§ Written task: Report the count of lines containing the word "color" in the entries below, and nothing more.

§ Exercise data:
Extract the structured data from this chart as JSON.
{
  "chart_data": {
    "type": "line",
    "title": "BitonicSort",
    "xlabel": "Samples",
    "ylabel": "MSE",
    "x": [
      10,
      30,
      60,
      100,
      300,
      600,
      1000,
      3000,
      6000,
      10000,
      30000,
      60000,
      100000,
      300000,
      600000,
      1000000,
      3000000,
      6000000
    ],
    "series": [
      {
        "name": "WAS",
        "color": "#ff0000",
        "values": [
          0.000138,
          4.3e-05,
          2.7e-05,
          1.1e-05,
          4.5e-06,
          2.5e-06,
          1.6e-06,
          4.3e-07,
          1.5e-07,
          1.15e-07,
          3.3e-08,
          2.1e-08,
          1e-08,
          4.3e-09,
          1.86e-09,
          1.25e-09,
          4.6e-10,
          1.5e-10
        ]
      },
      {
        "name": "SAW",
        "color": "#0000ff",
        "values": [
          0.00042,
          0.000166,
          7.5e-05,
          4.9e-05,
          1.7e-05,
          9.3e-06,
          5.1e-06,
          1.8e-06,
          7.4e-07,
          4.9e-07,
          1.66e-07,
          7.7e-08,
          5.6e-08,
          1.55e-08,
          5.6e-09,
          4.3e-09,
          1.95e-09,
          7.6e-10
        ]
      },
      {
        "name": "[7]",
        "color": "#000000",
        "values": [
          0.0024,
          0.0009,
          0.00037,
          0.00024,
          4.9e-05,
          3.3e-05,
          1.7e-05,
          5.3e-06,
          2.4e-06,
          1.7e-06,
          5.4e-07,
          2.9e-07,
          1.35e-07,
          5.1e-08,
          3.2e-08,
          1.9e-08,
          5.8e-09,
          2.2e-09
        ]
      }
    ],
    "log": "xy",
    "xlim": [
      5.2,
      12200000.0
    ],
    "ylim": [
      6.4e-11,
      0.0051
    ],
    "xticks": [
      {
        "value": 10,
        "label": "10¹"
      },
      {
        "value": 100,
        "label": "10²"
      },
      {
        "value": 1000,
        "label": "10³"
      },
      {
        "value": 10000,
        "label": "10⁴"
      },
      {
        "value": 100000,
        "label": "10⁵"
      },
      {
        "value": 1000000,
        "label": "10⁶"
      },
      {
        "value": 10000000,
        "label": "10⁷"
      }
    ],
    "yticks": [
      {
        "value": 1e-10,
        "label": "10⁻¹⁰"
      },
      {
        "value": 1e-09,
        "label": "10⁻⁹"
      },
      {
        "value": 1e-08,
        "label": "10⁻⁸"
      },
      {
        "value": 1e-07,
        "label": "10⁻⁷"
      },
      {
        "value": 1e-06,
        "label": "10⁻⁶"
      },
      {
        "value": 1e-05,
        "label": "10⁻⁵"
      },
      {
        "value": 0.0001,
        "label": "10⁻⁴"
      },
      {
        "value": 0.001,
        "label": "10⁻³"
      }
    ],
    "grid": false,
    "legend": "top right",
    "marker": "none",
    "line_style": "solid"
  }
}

§ Solution: 3